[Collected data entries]
★ ★ ★ ★ ★ ★ ★
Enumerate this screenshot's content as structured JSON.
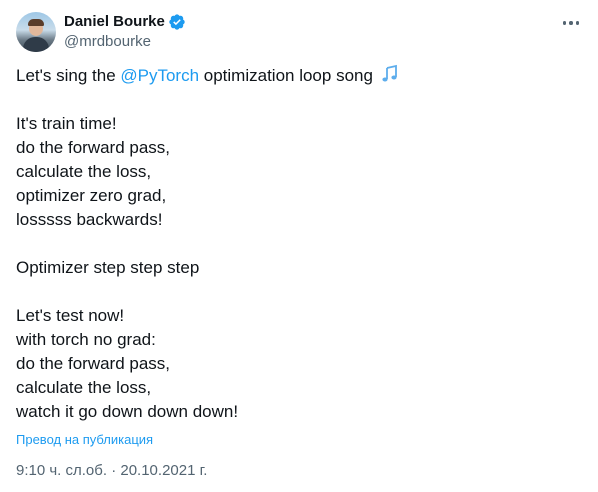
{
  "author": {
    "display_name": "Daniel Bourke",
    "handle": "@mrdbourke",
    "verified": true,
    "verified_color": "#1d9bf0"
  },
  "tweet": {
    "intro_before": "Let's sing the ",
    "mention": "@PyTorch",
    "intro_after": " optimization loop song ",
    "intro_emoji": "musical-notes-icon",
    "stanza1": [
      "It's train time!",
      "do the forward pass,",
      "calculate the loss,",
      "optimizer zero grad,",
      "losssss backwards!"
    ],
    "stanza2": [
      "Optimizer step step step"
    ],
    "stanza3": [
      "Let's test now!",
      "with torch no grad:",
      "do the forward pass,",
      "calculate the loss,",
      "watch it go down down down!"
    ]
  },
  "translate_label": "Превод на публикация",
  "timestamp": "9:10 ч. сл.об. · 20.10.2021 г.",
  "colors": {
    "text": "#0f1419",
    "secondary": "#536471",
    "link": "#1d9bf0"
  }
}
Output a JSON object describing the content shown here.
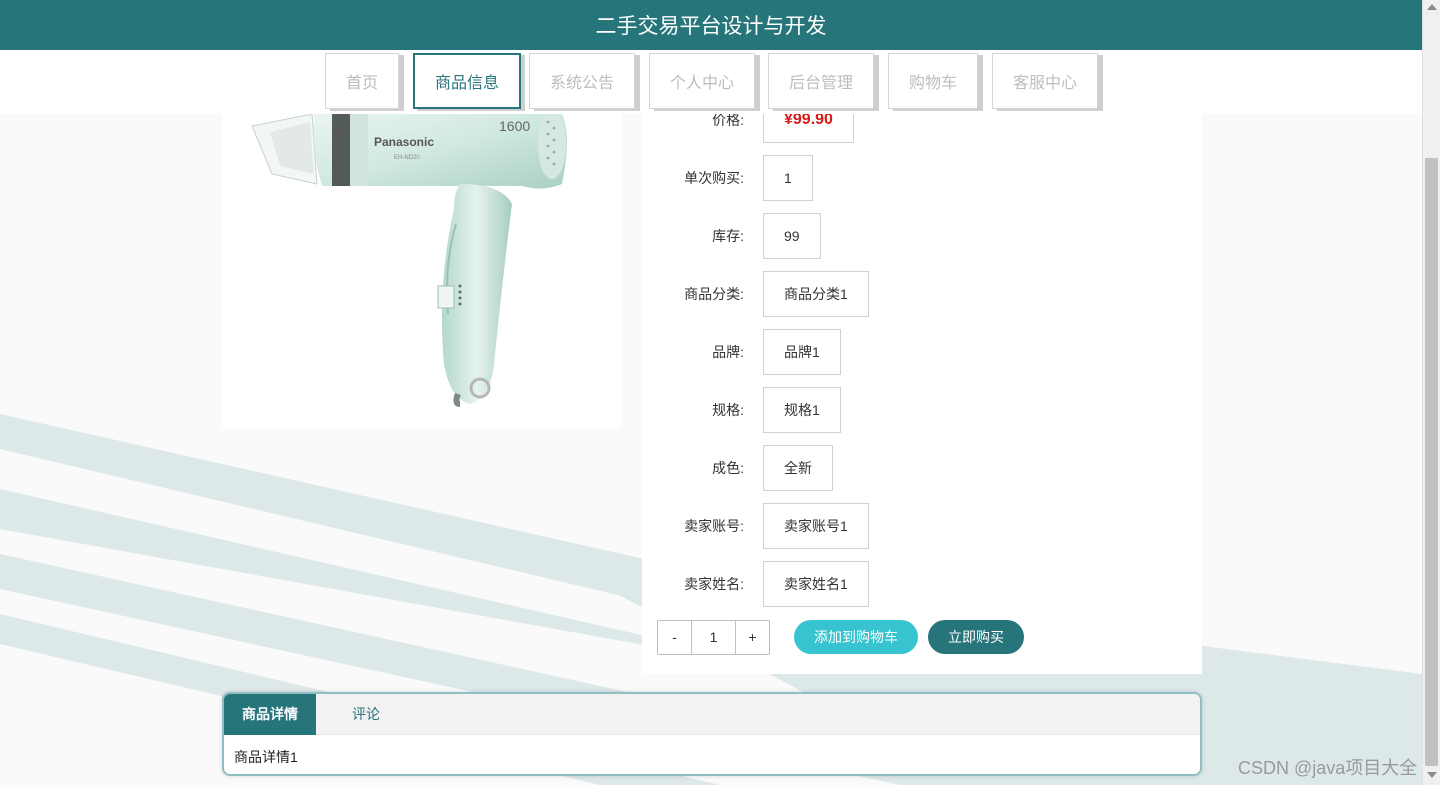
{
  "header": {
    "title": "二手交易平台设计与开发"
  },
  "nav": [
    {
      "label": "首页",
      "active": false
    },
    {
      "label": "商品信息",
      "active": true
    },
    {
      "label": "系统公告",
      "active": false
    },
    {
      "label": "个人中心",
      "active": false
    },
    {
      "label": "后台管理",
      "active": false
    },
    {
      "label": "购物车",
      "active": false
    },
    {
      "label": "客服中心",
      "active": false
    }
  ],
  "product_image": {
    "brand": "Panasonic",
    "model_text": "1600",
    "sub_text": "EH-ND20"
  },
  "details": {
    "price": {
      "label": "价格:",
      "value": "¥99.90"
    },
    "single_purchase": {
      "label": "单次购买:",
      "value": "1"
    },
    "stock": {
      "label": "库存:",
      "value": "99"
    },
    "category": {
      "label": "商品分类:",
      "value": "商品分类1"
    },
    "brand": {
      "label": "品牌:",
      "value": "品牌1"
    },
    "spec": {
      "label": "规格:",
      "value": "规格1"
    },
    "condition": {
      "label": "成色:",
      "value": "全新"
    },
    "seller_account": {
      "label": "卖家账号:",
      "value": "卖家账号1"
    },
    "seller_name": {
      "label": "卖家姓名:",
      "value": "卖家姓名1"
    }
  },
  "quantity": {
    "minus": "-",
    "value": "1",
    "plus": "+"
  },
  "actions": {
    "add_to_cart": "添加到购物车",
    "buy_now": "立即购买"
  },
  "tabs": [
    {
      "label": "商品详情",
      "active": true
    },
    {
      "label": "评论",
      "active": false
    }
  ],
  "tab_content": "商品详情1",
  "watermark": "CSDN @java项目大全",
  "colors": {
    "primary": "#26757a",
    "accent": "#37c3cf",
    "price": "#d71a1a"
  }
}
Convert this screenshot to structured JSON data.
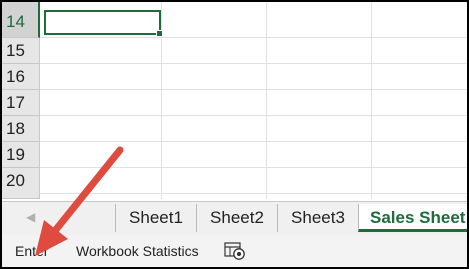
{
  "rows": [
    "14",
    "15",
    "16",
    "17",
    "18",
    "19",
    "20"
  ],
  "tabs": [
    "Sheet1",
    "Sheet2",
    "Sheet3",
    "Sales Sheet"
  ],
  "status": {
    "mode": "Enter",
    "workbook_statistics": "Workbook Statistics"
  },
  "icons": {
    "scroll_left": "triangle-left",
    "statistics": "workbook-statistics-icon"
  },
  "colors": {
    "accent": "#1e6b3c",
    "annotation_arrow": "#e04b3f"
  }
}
★ ★ ★ ★ ★ ★ ★
◆ **What the task asks**
Reproduce all entries exactly. Pictures do not belong in the copy.

◆ **Result**
Enumerate this screenshot's content as structured JSON.
{
  "author": {
    "display_name": "Daniel Bourke",
    "handle": "@mrdbourke",
    "verified": true,
    "verified_color": "#1d9bf0"
  },
  "tweet": {
    "intro_before": "Let's sing the ",
    "mention": "@PyTorch",
    "intro_after": " optimization loop song ",
    "intro_emoji": "musical-notes-icon",
    "stanza1": [
      "It's train time!",
      "do the forward pass,",
      "calculate the loss,",
      "optimizer zero grad,",
      "losssss backwards!"
    ],
    "stanza2": [
      "Optimizer step step step"
    ],
    "stanza3": [
      "Let's test now!",
      "with torch no grad:",
      "do the forward pass,",
      "calculate the loss,",
      "watch it go down down down!"
    ]
  },
  "translate_label": "Превод на публикация",
  "timestamp": "9:10 ч. сл.об. · 20.10.2021 г.",
  "colors": {
    "text": "#0f1419",
    "secondary": "#536471",
    "link": "#1d9bf0"
  }
}
Output a JSON object describing the content shown here.
{
  "header": {
    "title": "二手交易平台设计与开发"
  },
  "nav": [
    {
      "label": "首页",
      "active": false
    },
    {
      "label": "商品信息",
      "active": true
    },
    {
      "label": "系统公告",
      "active": false
    },
    {
      "label": "个人中心",
      "active": false
    },
    {
      "label": "后台管理",
      "active": false
    },
    {
      "label": "购物车",
      "active": false
    },
    {
      "label": "客服中心",
      "active": false
    }
  ],
  "product_image": {
    "brand": "Panasonic",
    "model_text": "1600",
    "sub_text": "EH-ND20"
  },
  "details": {
    "price": {
      "label": "价格:",
      "value": "¥99.90"
    },
    "single_purchase": {
      "label": "单次购买:",
      "value": "1"
    },
    "stock": {
      "label": "库存:",
      "value": "99"
    },
    "category": {
      "label": "商品分类:",
      "value": "商品分类1"
    },
    "brand": {
      "label": "品牌:",
      "value": "品牌1"
    },
    "spec": {
      "label": "规格:",
      "value": "规格1"
    },
    "condition": {
      "label": "成色:",
      "value": "全新"
    },
    "seller_account": {
      "label": "卖家账号:",
      "value": "卖家账号1"
    },
    "seller_name": {
      "label": "卖家姓名:",
      "value": "卖家姓名1"
    }
  },
  "quantity": {
    "minus": "-",
    "value": "1",
    "plus": "+"
  },
  "actions": {
    "add_to_cart": "添加到购物车",
    "buy_now": "立即购买"
  },
  "tabs": [
    {
      "label": "商品详情",
      "active": true
    },
    {
      "label": "评论",
      "active": false
    }
  ],
  "tab_content": "商品详情1",
  "watermark": "CSDN @java项目大全",
  "colors": {
    "primary": "#26757a",
    "accent": "#37c3cf",
    "price": "#d71a1a"
  }
}
Convert this screenshot to structured JSON data.
{
  "rows": [
    "14",
    "15",
    "16",
    "17",
    "18",
    "19",
    "20"
  ],
  "tabs": [
    "Sheet1",
    "Sheet2",
    "Sheet3",
    "Sales Sheet"
  ],
  "status": {
    "mode": "Enter",
    "workbook_statistics": "Workbook Statistics"
  },
  "icons": {
    "scroll_left": "triangle-left",
    "statistics": "workbook-statistics-icon"
  },
  "colors": {
    "accent": "#1e6b3c",
    "annotation_arrow": "#e04b3f"
  }
}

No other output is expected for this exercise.